**摘录:**
1. 利用模拟数据推断物种树species-tree和基因流gene-flow

1.1 利用msprime模拟Phylogenomic数据

用常规数据来测试不同phylo方法的一大困难就是不好比较优劣,这时候可以利用simulated模拟测试数据。Coalescent-based msprime方法可较好的模拟出群体数据。可以利用pypopgen3中的simulate方法模拟测试数据。

教程所用的数据为20个species,每个species2个individuals,总共40个样本。物种分化于1ma作用,population size为50000;重组率和突变率为1e-8, 20Mb。教程提供了没有gene-flow和存在gene-flow的VCF文件。

1.2 对测试数据来构建系统树

我们利用前面教程中的PAUP软件方法来构建系统树。大致通过vcf2phylip转换vcf为nex格式文件,利用PAUP软件SVDQuartets,选择外类群,快速构建NJ树。

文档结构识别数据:
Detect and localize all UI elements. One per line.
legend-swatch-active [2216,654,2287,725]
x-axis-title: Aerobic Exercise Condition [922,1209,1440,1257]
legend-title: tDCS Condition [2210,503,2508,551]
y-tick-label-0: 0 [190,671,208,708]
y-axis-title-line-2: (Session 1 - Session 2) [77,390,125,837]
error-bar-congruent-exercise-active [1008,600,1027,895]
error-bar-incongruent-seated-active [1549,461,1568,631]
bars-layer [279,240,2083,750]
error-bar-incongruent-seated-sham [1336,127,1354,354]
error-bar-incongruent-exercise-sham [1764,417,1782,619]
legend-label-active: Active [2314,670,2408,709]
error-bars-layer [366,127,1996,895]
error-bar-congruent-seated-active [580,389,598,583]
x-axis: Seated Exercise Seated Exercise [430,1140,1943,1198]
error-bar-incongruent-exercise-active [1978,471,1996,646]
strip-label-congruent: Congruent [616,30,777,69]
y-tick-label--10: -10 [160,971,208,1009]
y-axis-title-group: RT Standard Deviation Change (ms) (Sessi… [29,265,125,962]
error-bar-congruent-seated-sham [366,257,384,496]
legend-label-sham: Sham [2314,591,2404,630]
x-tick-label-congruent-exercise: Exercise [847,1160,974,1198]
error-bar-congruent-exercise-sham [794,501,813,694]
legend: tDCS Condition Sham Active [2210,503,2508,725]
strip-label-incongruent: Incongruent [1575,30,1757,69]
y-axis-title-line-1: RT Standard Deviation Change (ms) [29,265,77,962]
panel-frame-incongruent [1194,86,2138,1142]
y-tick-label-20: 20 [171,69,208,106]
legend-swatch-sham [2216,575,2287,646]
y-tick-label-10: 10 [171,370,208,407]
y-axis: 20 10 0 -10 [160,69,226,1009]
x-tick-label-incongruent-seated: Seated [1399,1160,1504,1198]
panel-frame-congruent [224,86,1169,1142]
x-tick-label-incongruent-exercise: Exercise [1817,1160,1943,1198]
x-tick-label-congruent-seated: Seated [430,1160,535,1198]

**待做任务:**
[1] 请照录这段摘录中从“1. 利用模拟数据推断物种树species-tree和基因流gene-flow”一直到“选择外类群,快速构建NJ树。”的全部内容。
[2] 这段摘录中,教程所用的数据总共有多少个样本?
这份清单与这些任务无关。

**各题解答:**
[1]
1. 利用模拟数据推断物种树species-tree和基因流gene-flow

1.1 利用msprime模拟Phylogenomic数据

用常规数据来测试不同phylo方法的一大困难就是不好比较优劣,这时候可以利用simulated模拟测试数据。Coalescent-based msprime方法可较好的模拟出群体数据。可以利用pypopgen3中的simulate方法模拟测试数据。

教程所用的数据为20个species,每个species2个individuals,总共40个样本。物种分化于1ma作用,population size为50000;重组率和突变率为1e-8, 20Mb。教程提供了没有gene-flow和存在gene-flow的VCF文件。

1.2 对测试数据来构建系统树

我们利用前面教程中的PAUP软件方法来构建系统树。大致通过vcf2phylip转换vcf为nex格式文件,利用PAUP软件SVDQuartets,选择外类群,快速构建NJ树。

[2] 40个样本。